> [EXTRACTED DATA]
============================================================

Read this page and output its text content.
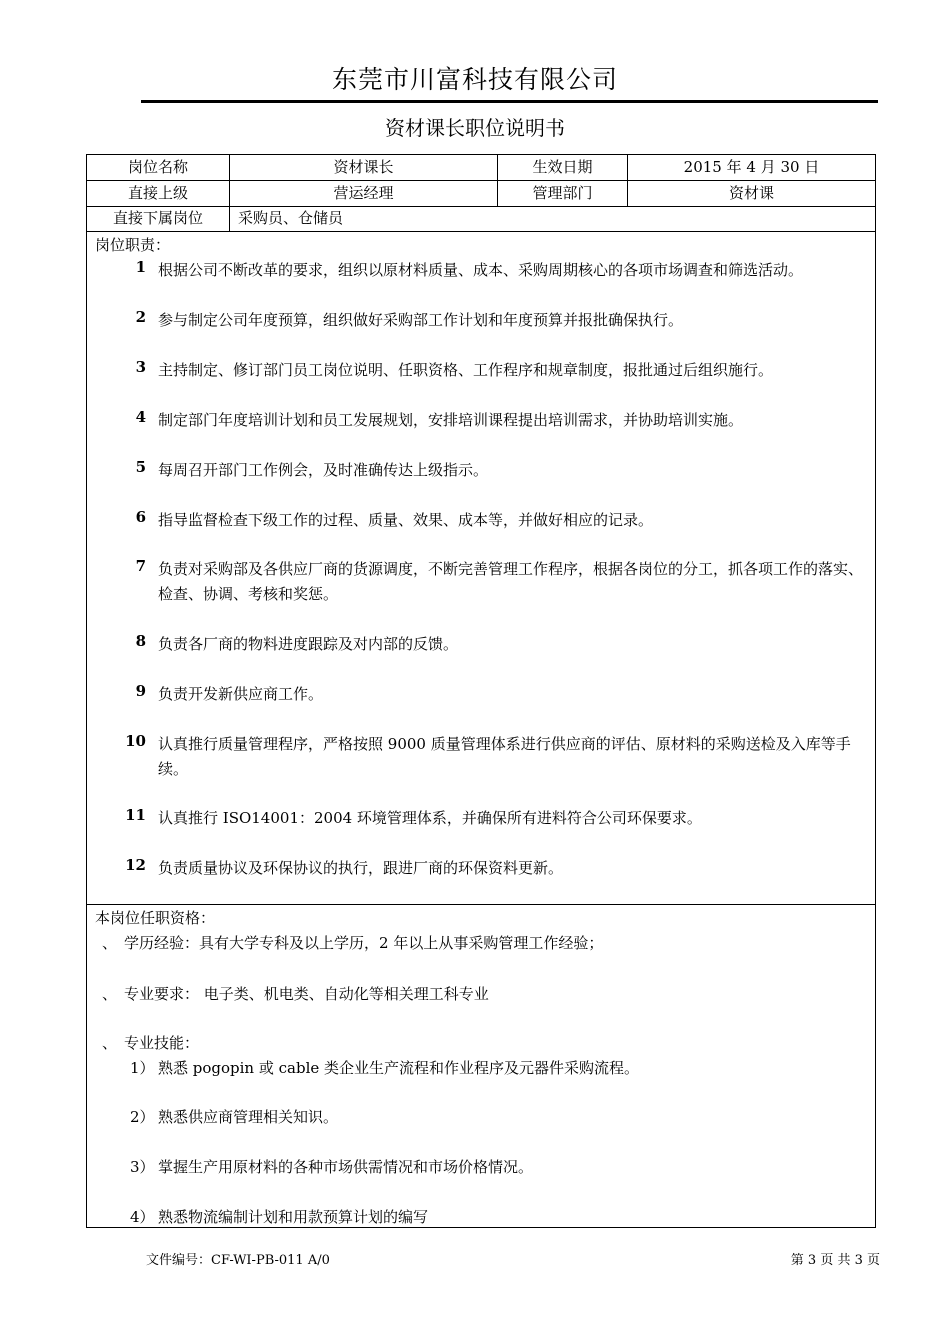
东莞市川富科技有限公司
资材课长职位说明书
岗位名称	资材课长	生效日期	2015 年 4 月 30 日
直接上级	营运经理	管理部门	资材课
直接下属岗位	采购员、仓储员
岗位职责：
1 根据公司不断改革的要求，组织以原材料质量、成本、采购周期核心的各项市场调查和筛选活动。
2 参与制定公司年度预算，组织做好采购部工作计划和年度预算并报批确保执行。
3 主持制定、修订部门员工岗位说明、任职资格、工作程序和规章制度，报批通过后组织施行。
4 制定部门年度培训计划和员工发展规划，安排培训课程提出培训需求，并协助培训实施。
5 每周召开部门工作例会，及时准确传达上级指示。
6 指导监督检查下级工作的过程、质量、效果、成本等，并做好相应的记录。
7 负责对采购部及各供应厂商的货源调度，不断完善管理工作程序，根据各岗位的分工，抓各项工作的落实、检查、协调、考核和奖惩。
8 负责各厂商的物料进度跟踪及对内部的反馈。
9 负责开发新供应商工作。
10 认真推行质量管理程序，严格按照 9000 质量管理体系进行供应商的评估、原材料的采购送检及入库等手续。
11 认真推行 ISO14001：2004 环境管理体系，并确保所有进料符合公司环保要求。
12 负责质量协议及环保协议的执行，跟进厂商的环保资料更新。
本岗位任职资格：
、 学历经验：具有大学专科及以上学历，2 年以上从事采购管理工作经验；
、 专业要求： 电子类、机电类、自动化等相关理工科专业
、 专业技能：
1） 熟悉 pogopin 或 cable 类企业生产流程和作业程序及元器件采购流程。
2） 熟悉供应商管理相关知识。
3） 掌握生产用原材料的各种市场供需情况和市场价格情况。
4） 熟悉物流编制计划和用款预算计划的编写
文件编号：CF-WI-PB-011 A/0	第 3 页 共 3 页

============================================================

> [TASK PROMPT]
Copy the data exactly. Any picture it contains is to be omitted.

> [RIGHT ANSWER]
Read this page and output its text content.
东莞市川富科技有限公司
资材课长职位说明书
岗位名称	资材课长	生效日期	2015 年 4 月 30 日
直接上级	营运经理	管理部门	资材课
直接下属岗位	采购员、仓储员
岗位职责：
1 根据公司不断改革的要求，组织以原材料质量、成本、采购周期核心的各项市场调查和筛选活动。
2 参与制定公司年度预算，组织做好采购部工作计划和年度预算并报批确保执行。
3 主持制定、修订部门员工岗位说明、任职资格、工作程序和规章制度，报批通过后组织施行。
4 制定部门年度培训计划和员工发展规划，安排培训课程提出培训需求，并协助培训实施。
5 每周召开部门工作例会，及时准确传达上级指示。
6 指导监督检查下级工作的过程、质量、效果、成本等，并做好相应的记录。
7 负责对采购部及各供应厂商的货源调度，不断完善管理工作程序，根据各岗位的分工，抓各项工作的落实、检查、协调、考核和奖惩。
8 负责各厂商的物料进度跟踪及对内部的反馈。
9 负责开发新供应商工作。
10 认真推行质量管理程序，严格按照 9000 质量管理体系进行供应商的评估、原材料的采购送检及入库等手续。
11 认真推行 ISO14001：2004 环境管理体系，并确保所有进料符合公司环保要求。
12 负责质量协议及环保协议的执行，跟进厂商的环保资料更新。
本岗位任职资格：
、 学历经验：具有大学专科及以上学历，2 年以上从事采购管理工作经验；
、 专业要求： 电子类、机电类、自动化等相关理工科专业
、 专业技能：
1） 熟悉 pogopin 或 cable 类企业生产流程和作业程序及元器件采购流程。
2） 熟悉供应商管理相关知识。
3） 掌握生产用原材料的各种市场供需情况和市场价格情况。
4） 熟悉物流编制计划和用款预算计划的编写
文件编号：CF-WI-PB-011 A/0	第 3 页 共 3 页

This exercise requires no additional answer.